### SHORT EXERCISE
The required output is a single number: how many lines of the material contain the string "counterparty".

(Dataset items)
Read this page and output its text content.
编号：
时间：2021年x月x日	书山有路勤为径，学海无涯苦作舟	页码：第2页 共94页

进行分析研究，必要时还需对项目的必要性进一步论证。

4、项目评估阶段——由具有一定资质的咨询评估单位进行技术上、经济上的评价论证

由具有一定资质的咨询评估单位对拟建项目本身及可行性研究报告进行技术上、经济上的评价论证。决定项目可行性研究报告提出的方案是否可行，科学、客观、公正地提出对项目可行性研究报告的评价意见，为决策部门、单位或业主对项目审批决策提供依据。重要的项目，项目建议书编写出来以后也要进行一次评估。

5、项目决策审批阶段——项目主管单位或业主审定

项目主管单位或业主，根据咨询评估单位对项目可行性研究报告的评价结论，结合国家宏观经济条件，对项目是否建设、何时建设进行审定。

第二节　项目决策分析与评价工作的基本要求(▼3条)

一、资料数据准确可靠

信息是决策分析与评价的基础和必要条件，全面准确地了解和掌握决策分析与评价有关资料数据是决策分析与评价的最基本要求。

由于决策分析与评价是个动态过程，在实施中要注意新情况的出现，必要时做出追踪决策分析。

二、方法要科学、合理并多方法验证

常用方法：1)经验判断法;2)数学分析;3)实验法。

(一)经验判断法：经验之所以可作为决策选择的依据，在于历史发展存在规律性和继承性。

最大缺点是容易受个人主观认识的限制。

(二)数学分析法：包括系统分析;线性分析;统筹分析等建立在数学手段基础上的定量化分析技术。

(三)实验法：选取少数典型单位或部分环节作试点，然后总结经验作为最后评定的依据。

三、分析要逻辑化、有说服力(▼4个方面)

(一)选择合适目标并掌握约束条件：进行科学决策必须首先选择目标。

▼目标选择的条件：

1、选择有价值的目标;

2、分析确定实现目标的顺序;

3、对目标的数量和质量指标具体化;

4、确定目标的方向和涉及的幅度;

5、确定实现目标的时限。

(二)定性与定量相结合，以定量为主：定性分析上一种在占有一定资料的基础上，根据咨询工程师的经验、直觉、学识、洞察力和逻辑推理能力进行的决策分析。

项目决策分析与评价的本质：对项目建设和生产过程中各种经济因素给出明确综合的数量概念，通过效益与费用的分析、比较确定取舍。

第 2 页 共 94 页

* * *

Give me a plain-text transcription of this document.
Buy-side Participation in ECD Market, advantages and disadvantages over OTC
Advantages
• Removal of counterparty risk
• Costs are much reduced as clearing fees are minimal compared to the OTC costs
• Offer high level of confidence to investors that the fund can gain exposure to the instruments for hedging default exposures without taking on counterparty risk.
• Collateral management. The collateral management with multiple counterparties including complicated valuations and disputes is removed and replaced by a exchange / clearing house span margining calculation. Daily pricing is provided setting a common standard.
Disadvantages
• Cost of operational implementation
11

### RESPONSE TO THIS EXERCISE
2